Without the pictures, repeat the listing character for character.

Figure record extracts:
## start

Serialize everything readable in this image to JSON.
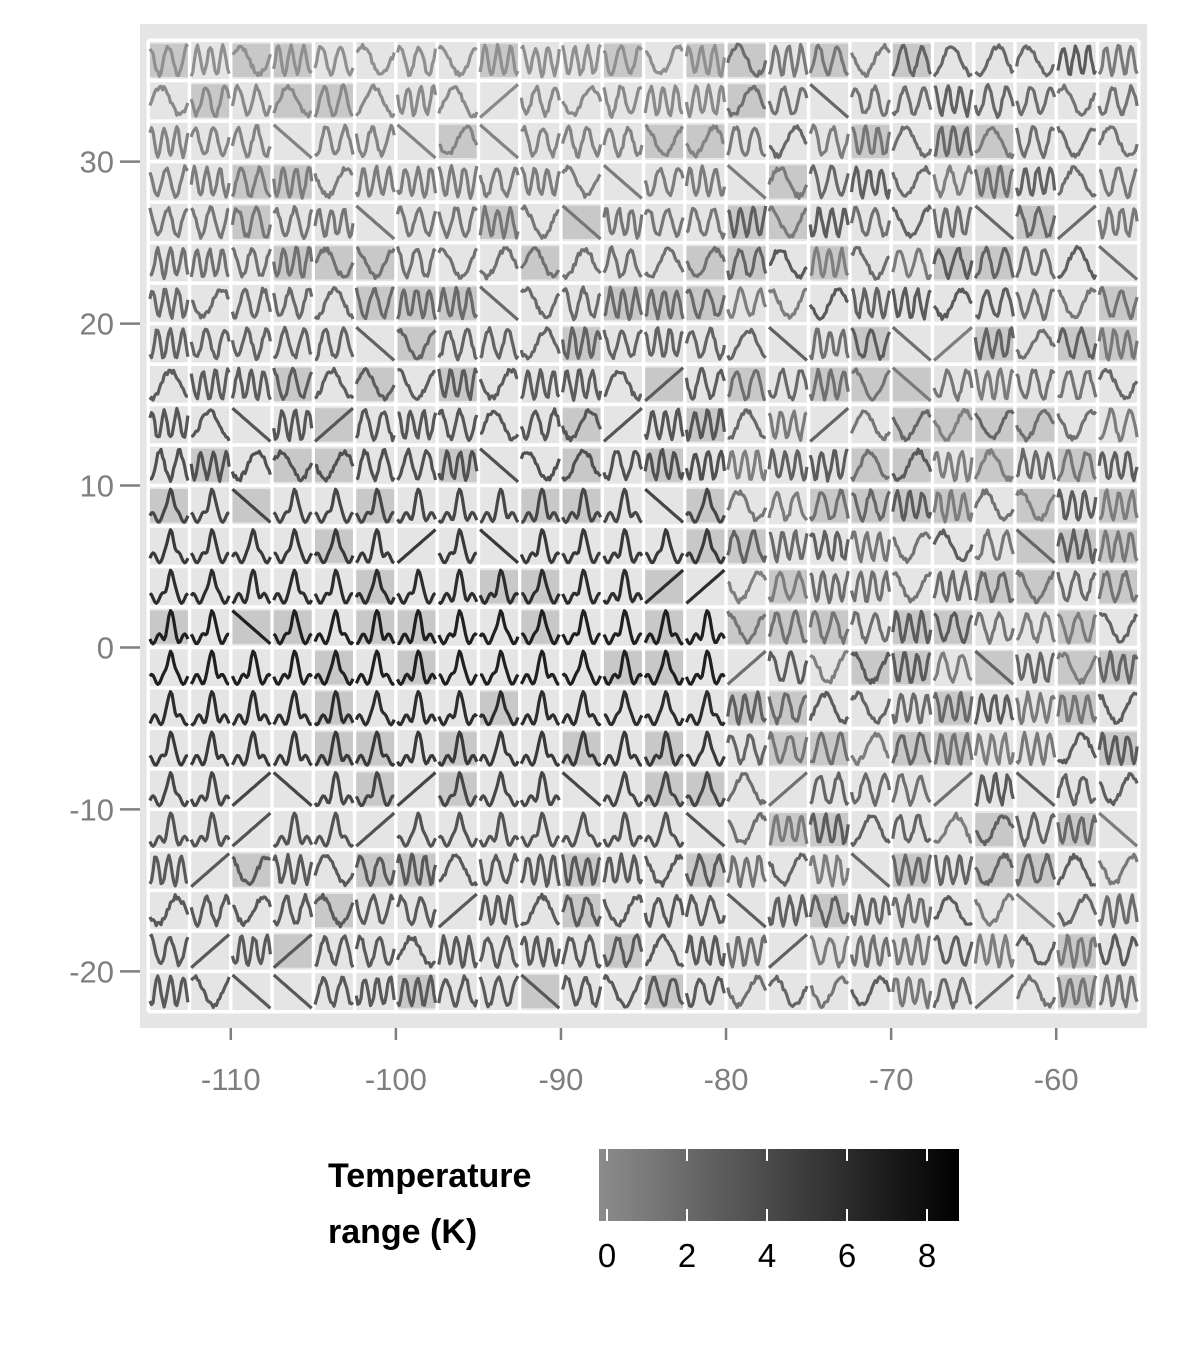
{
  "chart_data": {
    "type": "line",
    "subtype": "glyph-map",
    "title": "",
    "xlabel": "",
    "ylabel": "",
    "x_range": [
      -115.5,
      -54.5
    ],
    "y_range": [
      -23.5,
      38.5
    ],
    "x_ticks": [
      -110,
      -100,
      -90,
      -80,
      -70,
      -60
    ],
    "y_ticks": [
      -20,
      -10,
      0,
      10,
      20,
      30
    ],
    "x_tick_labels": [
      "-110",
      "-100",
      "-90",
      "-80",
      "-70",
      "-60"
    ],
    "y_tick_labels": [
      "-20",
      "-10",
      "0",
      "10",
      "20",
      "30"
    ],
    "grid": {
      "cols": 24,
      "rows": 24,
      "lon_start": -113.75,
      "lon_step": 2.5,
      "lat_start": -21.25,
      "lat_step": 2.5
    },
    "series_description": "Each cell shows the monthly temperature time series at that location; line darkness encodes the temperature range.",
    "panel_background": "#e5e5e5",
    "gridline_color": "#ffffff",
    "legend": {
      "title_line1": "Temperature",
      "title_line2": "range (K)",
      "position": "bottom",
      "range": [
        -0.2,
        8.8
      ],
      "ticks": [
        0,
        2,
        4,
        6,
        8
      ],
      "tick_labels": [
        "0",
        "2",
        "4",
        "6",
        "8"
      ],
      "color_low": "#8c8c8c",
      "color_high": "#000000"
    }
  }
}
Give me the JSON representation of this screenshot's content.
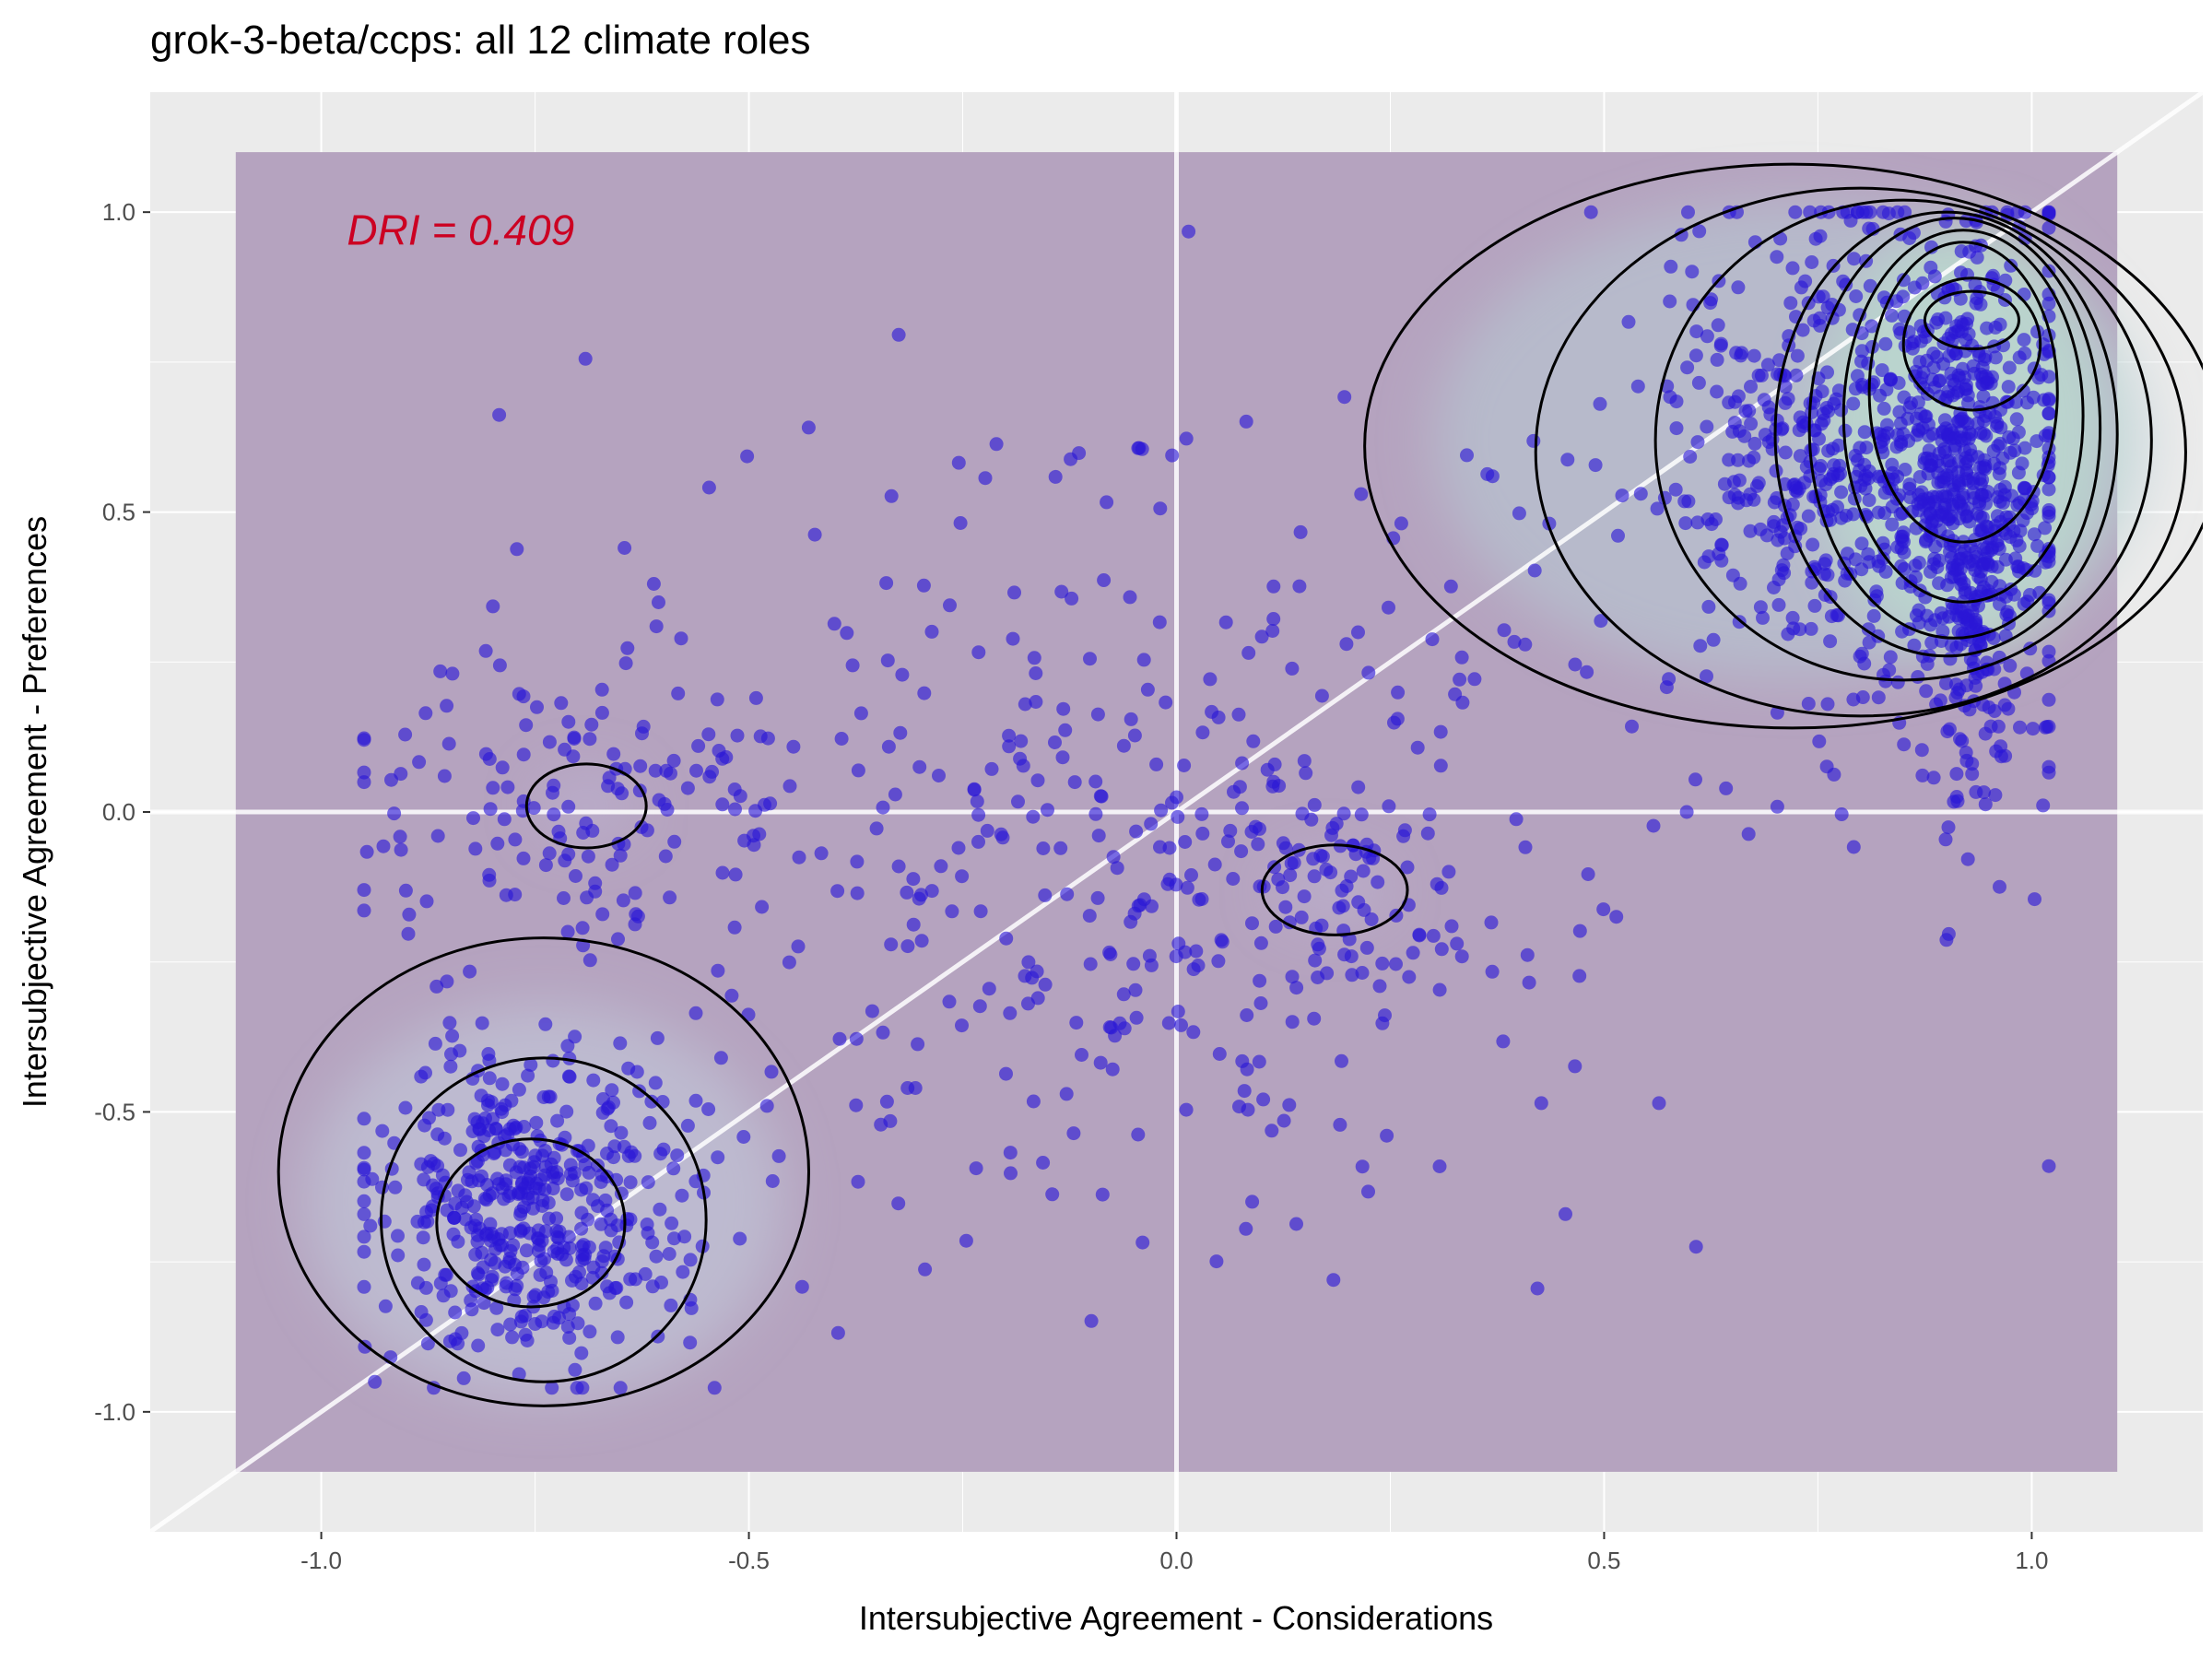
{
  "chart_data": {
    "type": "scatter",
    "title": "grok-3-beta/ccps: all 12 climate roles",
    "xlabel": "Intersubjective Agreement - Considerations",
    "ylabel": "Intersubjective Agreement - Preferences",
    "xlim": [
      -1.2,
      1.2
    ],
    "ylim": [
      -1.2,
      1.2
    ],
    "x_ticks": [
      -1.0,
      -0.5,
      0.0,
      0.5,
      1.0
    ],
    "x_tick_labels": [
      "-1.0",
      "-0.5",
      "0.0",
      "0.5",
      "1.0"
    ],
    "y_ticks": [
      -1.0,
      -0.5,
      0.0,
      0.5,
      1.0
    ],
    "y_tick_labels": [
      "-1.0",
      "-0.5",
      "0.0",
      "0.5",
      "1.0"
    ],
    "grid": true,
    "reference_lines": {
      "diagonal": "y = x",
      "vertical": 0.0,
      "horizontal": 0.0
    },
    "density_region": {
      "x": [
        -1.1,
        1.1
      ],
      "y": [
        -1.1,
        1.1
      ]
    },
    "annotation": {
      "text": "DRI = 0.409",
      "color": "#cc0022",
      "x": -0.97,
      "y": 0.97
    },
    "colors": {
      "panel": "#ebebeb",
      "density_base": "#b5a3bf",
      "points": "#2a16d6",
      "contours": "#000000",
      "gridlines": "#ffffff"
    },
    "clusters": [
      {
        "name": "",
        "center": [
          0.82,
          0.58
        ],
        "spread": [
          0.13,
          0.22
        ],
        "count": 700
      },
      {
        "name": "",
        "center": [
          0.93,
          0.5
        ],
        "spread": [
          0.04,
          0.2
        ],
        "count": 420
      },
      {
        "name": "",
        "center": [
          -0.75,
          -0.66
        ],
        "spread": [
          0.09,
          0.13
        ],
        "count": 450
      },
      {
        "name": "",
        "center": [
          0.17,
          -0.14
        ],
        "spread": [
          0.08,
          0.08
        ],
        "count": 70
      },
      {
        "name": "",
        "center": [
          -0.7,
          0.02
        ],
        "spread": [
          0.13,
          0.15
        ],
        "count": 130
      },
      {
        "name": "",
        "center": [
          -0.05,
          -0.05
        ],
        "spread": [
          0.33,
          0.35
        ],
        "count": 420
      }
    ],
    "contours": [
      {
        "center": [
          0.93,
          0.82
        ],
        "rx": 0.055,
        "ry": 0.048
      },
      {
        "center": [
          0.93,
          0.78
        ],
        "rx": 0.08,
        "ry": 0.11
      },
      {
        "center": [
          0.92,
          0.7
        ],
        "rx": 0.11,
        "ry": 0.25
      },
      {
        "center": [
          0.92,
          0.66
        ],
        "rx": 0.14,
        "ry": 0.31
      },
      {
        "center": [
          0.91,
          0.64
        ],
        "rx": 0.17,
        "ry": 0.35
      },
      {
        "center": [
          0.9,
          0.63
        ],
        "rx": 0.2,
        "ry": 0.37
      },
      {
        "center": [
          0.85,
          0.62
        ],
        "rx": 0.29,
        "ry": 0.4
      },
      {
        "center": [
          0.8,
          0.6
        ],
        "rx": 0.38,
        "ry": 0.44
      },
      {
        "center": [
          0.72,
          0.61
        ],
        "rx": 0.5,
        "ry": 0.47
      },
      {
        "center": [
          -0.755,
          -0.685
        ],
        "rx": 0.11,
        "ry": 0.14
      },
      {
        "center": [
          -0.74,
          -0.68
        ],
        "rx": 0.19,
        "ry": 0.27
      },
      {
        "center": [
          -0.74,
          -0.6
        ],
        "rx": 0.31,
        "ry": 0.39
      },
      {
        "center": [
          -0.69,
          0.01
        ],
        "rx": 0.07,
        "ry": 0.07
      },
      {
        "center": [
          0.185,
          -0.13
        ],
        "rx": 0.085,
        "ry": 0.075
      }
    ]
  }
}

## end

Solution to the exercise:
Serialize everything readable in this image to JSON.
{
  "chart_data": {
    "type": "line",
    "subtype": "glyph-map",
    "title": "",
    "xlabel": "",
    "ylabel": "",
    "x_range": [
      -115.5,
      -54.5
    ],
    "y_range": [
      -23.5,
      38.5
    ],
    "x_ticks": [
      -110,
      -100,
      -90,
      -80,
      -70,
      -60
    ],
    "y_ticks": [
      -20,
      -10,
      0,
      10,
      20,
      30
    ],
    "x_tick_labels": [
      "-110",
      "-100",
      "-90",
      "-80",
      "-70",
      "-60"
    ],
    "y_tick_labels": [
      "-20",
      "-10",
      "0",
      "10",
      "20",
      "30"
    ],
    "grid": {
      "cols": 24,
      "rows": 24,
      "lon_start": -113.75,
      "lon_step": 2.5,
      "lat_start": -21.25,
      "lat_step": 2.5
    },
    "series_description": "Each cell shows the monthly temperature time series at that location; line darkness encodes the temperature range.",
    "panel_background": "#e5e5e5",
    "gridline_color": "#ffffff",
    "legend": {
      "title_line1": "Temperature",
      "title_line2": "range (K)",
      "position": "bottom",
      "range": [
        -0.2,
        8.8
      ],
      "ticks": [
        0,
        2,
        4,
        6,
        8
      ],
      "tick_labels": [
        "0",
        "2",
        "4",
        "6",
        "8"
      ],
      "color_low": "#8c8c8c",
      "color_high": "#000000"
    }
  }
}
Give me the JSON representation of this screenshot's content.
{
  "chart_data": {
    "type": "scatter",
    "title": "grok-3-beta/ccps: all 12 climate roles",
    "xlabel": "Intersubjective Agreement - Considerations",
    "ylabel": "Intersubjective Agreement - Preferences",
    "xlim": [
      -1.2,
      1.2
    ],
    "ylim": [
      -1.2,
      1.2
    ],
    "x_ticks": [
      -1.0,
      -0.5,
      0.0,
      0.5,
      1.0
    ],
    "x_tick_labels": [
      "-1.0",
      "-0.5",
      "0.0",
      "0.5",
      "1.0"
    ],
    "y_ticks": [
      -1.0,
      -0.5,
      0.0,
      0.5,
      1.0
    ],
    "y_tick_labels": [
      "-1.0",
      "-0.5",
      "0.0",
      "0.5",
      "1.0"
    ],
    "grid": true,
    "reference_lines": {
      "diagonal": "y = x",
      "vertical": 0.0,
      "horizontal": 0.0
    },
    "density_region": {
      "x": [
        -1.1,
        1.1
      ],
      "y": [
        -1.1,
        1.1
      ]
    },
    "annotation": {
      "text": "DRI = 0.409",
      "color": "#cc0022",
      "x": -0.97,
      "y": 0.97
    },
    "colors": {
      "panel": "#ebebeb",
      "density_base": "#b5a3bf",
      "points": "#2a16d6",
      "contours": "#000000",
      "gridlines": "#ffffff"
    },
    "clusters": [
      {
        "name": "",
        "center": [
          0.82,
          0.58
        ],
        "spread": [
          0.13,
          0.22
        ],
        "count": 700
      },
      {
        "name": "",
        "center": [
          0.93,
          0.5
        ],
        "spread": [
          0.04,
          0.2
        ],
        "count": 420
      },
      {
        "name": "",
        "center": [
          -0.75,
          -0.66
        ],
        "spread": [
          0.09,
          0.13
        ],
        "count": 450
      },
      {
        "name": "",
        "center": [
          0.17,
          -0.14
        ],
        "spread": [
          0.08,
          0.08
        ],
        "count": 70
      },
      {
        "name": "",
        "center": [
          -0.7,
          0.02
        ],
        "spread": [
          0.13,
          0.15
        ],
        "count": 130
      },
      {
        "name": "",
        "center": [
          -0.05,
          -0.05
        ],
        "spread": [
          0.33,
          0.35
        ],
        "count": 420
      }
    ],
    "contours": [
      {
        "center": [
          0.93,
          0.82
        ],
        "rx": 0.055,
        "ry": 0.048
      },
      {
        "center": [
          0.93,
          0.78
        ],
        "rx": 0.08,
        "ry": 0.11
      },
      {
        "center": [
          0.92,
          0.7
        ],
        "rx": 0.11,
        "ry": 0.25
      },
      {
        "center": [
          0.92,
          0.66
        ],
        "rx": 0.14,
        "ry": 0.31
      },
      {
        "center": [
          0.91,
          0.64
        ],
        "rx": 0.17,
        "ry": 0.35
      },
      {
        "center": [
          0.9,
          0.63
        ],
        "rx": 0.2,
        "ry": 0.37
      },
      {
        "center": [
          0.85,
          0.62
        ],
        "rx": 0.29,
        "ry": 0.4
      },
      {
        "center": [
          0.8,
          0.6
        ],
        "rx": 0.38,
        "ry": 0.44
      },
      {
        "center": [
          0.72,
          0.61
        ],
        "rx": 0.5,
        "ry": 0.47
      },
      {
        "center": [
          -0.755,
          -0.685
        ],
        "rx": 0.11,
        "ry": 0.14
      },
      {
        "center": [
          -0.74,
          -0.68
        ],
        "rx": 0.19,
        "ry": 0.27
      },
      {
        "center": [
          -0.74,
          -0.6
        ],
        "rx": 0.31,
        "ry": 0.39
      },
      {
        "center": [
          -0.69,
          0.01
        ],
        "rx": 0.07,
        "ry": 0.07
      },
      {
        "center": [
          0.185,
          -0.13
        ],
        "rx": 0.085,
        "ry": 0.075
      }
    ]
  }
}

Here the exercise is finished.